_WRITTEN PROBLEM:_ Images appear in the records below; leave them out and repeat everything else exactly.

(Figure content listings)
#####
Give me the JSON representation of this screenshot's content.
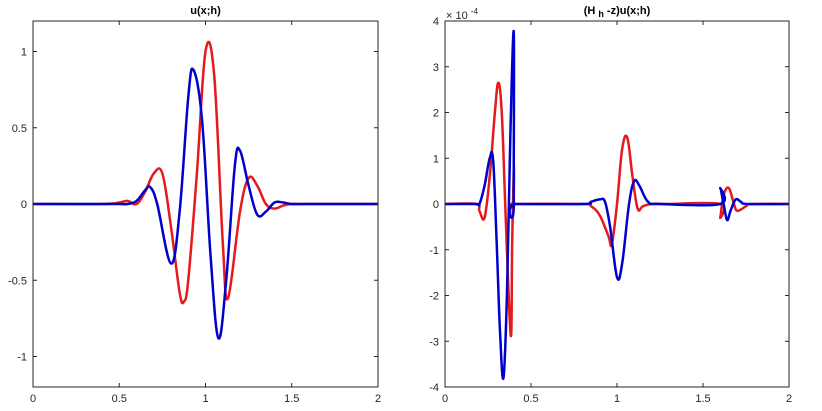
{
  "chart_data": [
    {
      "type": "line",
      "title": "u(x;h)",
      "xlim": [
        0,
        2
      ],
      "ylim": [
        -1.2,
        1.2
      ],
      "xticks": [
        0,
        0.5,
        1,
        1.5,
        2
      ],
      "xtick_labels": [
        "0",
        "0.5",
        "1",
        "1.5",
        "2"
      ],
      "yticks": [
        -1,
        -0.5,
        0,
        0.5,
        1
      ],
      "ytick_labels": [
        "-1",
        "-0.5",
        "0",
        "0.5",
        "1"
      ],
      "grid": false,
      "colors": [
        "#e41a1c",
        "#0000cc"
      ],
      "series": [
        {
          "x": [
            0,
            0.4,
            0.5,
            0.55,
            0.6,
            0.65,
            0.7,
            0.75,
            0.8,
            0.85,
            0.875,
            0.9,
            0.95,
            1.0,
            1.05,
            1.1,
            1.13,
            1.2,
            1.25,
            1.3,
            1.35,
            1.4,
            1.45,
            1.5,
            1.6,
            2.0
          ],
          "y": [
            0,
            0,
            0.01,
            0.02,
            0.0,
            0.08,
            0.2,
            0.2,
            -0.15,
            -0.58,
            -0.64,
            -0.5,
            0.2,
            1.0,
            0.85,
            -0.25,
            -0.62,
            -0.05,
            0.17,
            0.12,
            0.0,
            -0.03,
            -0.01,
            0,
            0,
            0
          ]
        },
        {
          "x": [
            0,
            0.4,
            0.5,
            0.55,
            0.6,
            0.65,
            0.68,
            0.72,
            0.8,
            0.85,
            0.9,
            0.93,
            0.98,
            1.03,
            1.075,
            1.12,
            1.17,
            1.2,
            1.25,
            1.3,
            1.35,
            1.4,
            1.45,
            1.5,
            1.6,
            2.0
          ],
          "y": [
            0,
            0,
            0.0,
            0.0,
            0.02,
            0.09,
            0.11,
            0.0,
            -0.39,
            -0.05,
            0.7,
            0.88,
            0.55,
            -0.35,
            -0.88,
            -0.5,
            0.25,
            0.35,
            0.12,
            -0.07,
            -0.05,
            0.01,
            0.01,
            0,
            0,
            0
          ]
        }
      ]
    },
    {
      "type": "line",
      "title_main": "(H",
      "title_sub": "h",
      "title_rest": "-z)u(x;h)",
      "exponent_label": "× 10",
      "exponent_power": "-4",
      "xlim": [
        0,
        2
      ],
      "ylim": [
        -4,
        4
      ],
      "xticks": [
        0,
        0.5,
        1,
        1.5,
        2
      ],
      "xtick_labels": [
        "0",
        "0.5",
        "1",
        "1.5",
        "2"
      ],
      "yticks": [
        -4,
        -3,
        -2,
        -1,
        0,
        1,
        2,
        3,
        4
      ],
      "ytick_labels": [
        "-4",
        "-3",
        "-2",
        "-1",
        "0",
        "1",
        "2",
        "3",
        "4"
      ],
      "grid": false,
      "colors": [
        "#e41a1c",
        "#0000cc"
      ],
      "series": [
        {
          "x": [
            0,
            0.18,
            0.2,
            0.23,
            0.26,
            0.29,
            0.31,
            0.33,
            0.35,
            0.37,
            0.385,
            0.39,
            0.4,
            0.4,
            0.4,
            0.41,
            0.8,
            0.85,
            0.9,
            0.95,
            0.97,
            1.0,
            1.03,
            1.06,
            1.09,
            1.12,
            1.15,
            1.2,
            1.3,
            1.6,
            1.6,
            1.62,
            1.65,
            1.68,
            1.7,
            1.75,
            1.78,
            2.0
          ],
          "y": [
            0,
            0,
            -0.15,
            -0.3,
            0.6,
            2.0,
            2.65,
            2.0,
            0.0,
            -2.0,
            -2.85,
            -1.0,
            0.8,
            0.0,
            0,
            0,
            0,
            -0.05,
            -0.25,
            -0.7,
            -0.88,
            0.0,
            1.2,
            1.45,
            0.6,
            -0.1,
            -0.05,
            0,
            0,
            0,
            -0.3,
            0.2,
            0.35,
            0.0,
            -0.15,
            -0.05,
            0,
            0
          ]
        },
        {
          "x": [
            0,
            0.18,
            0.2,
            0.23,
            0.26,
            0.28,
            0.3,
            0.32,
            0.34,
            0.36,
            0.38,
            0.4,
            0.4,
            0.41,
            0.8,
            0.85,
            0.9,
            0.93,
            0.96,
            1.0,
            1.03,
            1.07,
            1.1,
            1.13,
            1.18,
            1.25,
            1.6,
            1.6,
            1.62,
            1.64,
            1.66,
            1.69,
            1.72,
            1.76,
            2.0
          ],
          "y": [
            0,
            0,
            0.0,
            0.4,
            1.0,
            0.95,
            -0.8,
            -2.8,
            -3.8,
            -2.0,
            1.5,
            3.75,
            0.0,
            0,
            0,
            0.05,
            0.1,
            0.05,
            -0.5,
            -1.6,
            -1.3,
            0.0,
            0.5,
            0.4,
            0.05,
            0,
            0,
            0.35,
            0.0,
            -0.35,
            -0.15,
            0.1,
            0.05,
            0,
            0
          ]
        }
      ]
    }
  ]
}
#####
_WRITTEN SOLUTION:_
Give me the JSON representation of this screenshot's content.
{
  "chart_data": [
    {
      "type": "line",
      "title": "u(x;h)",
      "xlim": [
        0,
        2
      ],
      "ylim": [
        -1.2,
        1.2
      ],
      "xticks": [
        0,
        0.5,
        1,
        1.5,
        2
      ],
      "xtick_labels": [
        "0",
        "0.5",
        "1",
        "1.5",
        "2"
      ],
      "yticks": [
        -1,
        -0.5,
        0,
        0.5,
        1
      ],
      "ytick_labels": [
        "-1",
        "-0.5",
        "0",
        "0.5",
        "1"
      ],
      "grid": false,
      "colors": [
        "#e41a1c",
        "#0000cc"
      ],
      "series": [
        {
          "x": [
            0,
            0.4,
            0.5,
            0.55,
            0.6,
            0.65,
            0.7,
            0.75,
            0.8,
            0.85,
            0.875,
            0.9,
            0.95,
            1.0,
            1.05,
            1.1,
            1.13,
            1.2,
            1.25,
            1.3,
            1.35,
            1.4,
            1.45,
            1.5,
            1.6,
            2.0
          ],
          "y": [
            0,
            0,
            0.01,
            0.02,
            0.0,
            0.08,
            0.2,
            0.2,
            -0.15,
            -0.58,
            -0.64,
            -0.5,
            0.2,
            1.0,
            0.85,
            -0.25,
            -0.62,
            -0.05,
            0.17,
            0.12,
            0.0,
            -0.03,
            -0.01,
            0,
            0,
            0
          ]
        },
        {
          "x": [
            0,
            0.4,
            0.5,
            0.55,
            0.6,
            0.65,
            0.68,
            0.72,
            0.8,
            0.85,
            0.9,
            0.93,
            0.98,
            1.03,
            1.075,
            1.12,
            1.17,
            1.2,
            1.25,
            1.3,
            1.35,
            1.4,
            1.45,
            1.5,
            1.6,
            2.0
          ],
          "y": [
            0,
            0,
            0.0,
            0.0,
            0.02,
            0.09,
            0.11,
            0.0,
            -0.39,
            -0.05,
            0.7,
            0.88,
            0.55,
            -0.35,
            -0.88,
            -0.5,
            0.25,
            0.35,
            0.12,
            -0.07,
            -0.05,
            0.01,
            0.01,
            0,
            0,
            0
          ]
        }
      ]
    },
    {
      "type": "line",
      "title_main": "(H",
      "title_sub": "h",
      "title_rest": "-z)u(x;h)",
      "exponent_label": "× 10",
      "exponent_power": "-4",
      "xlim": [
        0,
        2
      ],
      "ylim": [
        -4,
        4
      ],
      "xticks": [
        0,
        0.5,
        1,
        1.5,
        2
      ],
      "xtick_labels": [
        "0",
        "0.5",
        "1",
        "1.5",
        "2"
      ],
      "yticks": [
        -4,
        -3,
        -2,
        -1,
        0,
        1,
        2,
        3,
        4
      ],
      "ytick_labels": [
        "-4",
        "-3",
        "-2",
        "-1",
        "0",
        "1",
        "2",
        "3",
        "4"
      ],
      "grid": false,
      "colors": [
        "#e41a1c",
        "#0000cc"
      ],
      "series": [
        {
          "x": [
            0,
            0.18,
            0.2,
            0.23,
            0.26,
            0.29,
            0.31,
            0.33,
            0.35,
            0.37,
            0.385,
            0.39,
            0.4,
            0.4,
            0.4,
            0.41,
            0.8,
            0.85,
            0.9,
            0.95,
            0.97,
            1.0,
            1.03,
            1.06,
            1.09,
            1.12,
            1.15,
            1.2,
            1.3,
            1.6,
            1.6,
            1.62,
            1.65,
            1.68,
            1.7,
            1.75,
            1.78,
            2.0
          ],
          "y": [
            0,
            0,
            -0.15,
            -0.3,
            0.6,
            2.0,
            2.65,
            2.0,
            0.0,
            -2.0,
            -2.85,
            -1.0,
            0.8,
            0.0,
            0,
            0,
            0,
            -0.05,
            -0.25,
            -0.7,
            -0.88,
            0.0,
            1.2,
            1.45,
            0.6,
            -0.1,
            -0.05,
            0,
            0,
            0,
            -0.3,
            0.2,
            0.35,
            0.0,
            -0.15,
            -0.05,
            0,
            0
          ]
        },
        {
          "x": [
            0,
            0.18,
            0.2,
            0.23,
            0.26,
            0.28,
            0.3,
            0.32,
            0.34,
            0.36,
            0.38,
            0.4,
            0.4,
            0.41,
            0.8,
            0.85,
            0.9,
            0.93,
            0.96,
            1.0,
            1.03,
            1.07,
            1.1,
            1.13,
            1.18,
            1.25,
            1.6,
            1.6,
            1.62,
            1.64,
            1.66,
            1.69,
            1.72,
            1.76,
            2.0
          ],
          "y": [
            0,
            0,
            0.0,
            0.4,
            1.0,
            0.95,
            -0.8,
            -2.8,
            -3.8,
            -2.0,
            1.5,
            3.75,
            0.0,
            0,
            0,
            0.05,
            0.1,
            0.05,
            -0.5,
            -1.6,
            -1.3,
            0.0,
            0.5,
            0.4,
            0.05,
            0,
            0,
            0.35,
            0.0,
            -0.35,
            -0.15,
            0.1,
            0.05,
            0,
            0
          ]
        }
      ]
    }
  ]
}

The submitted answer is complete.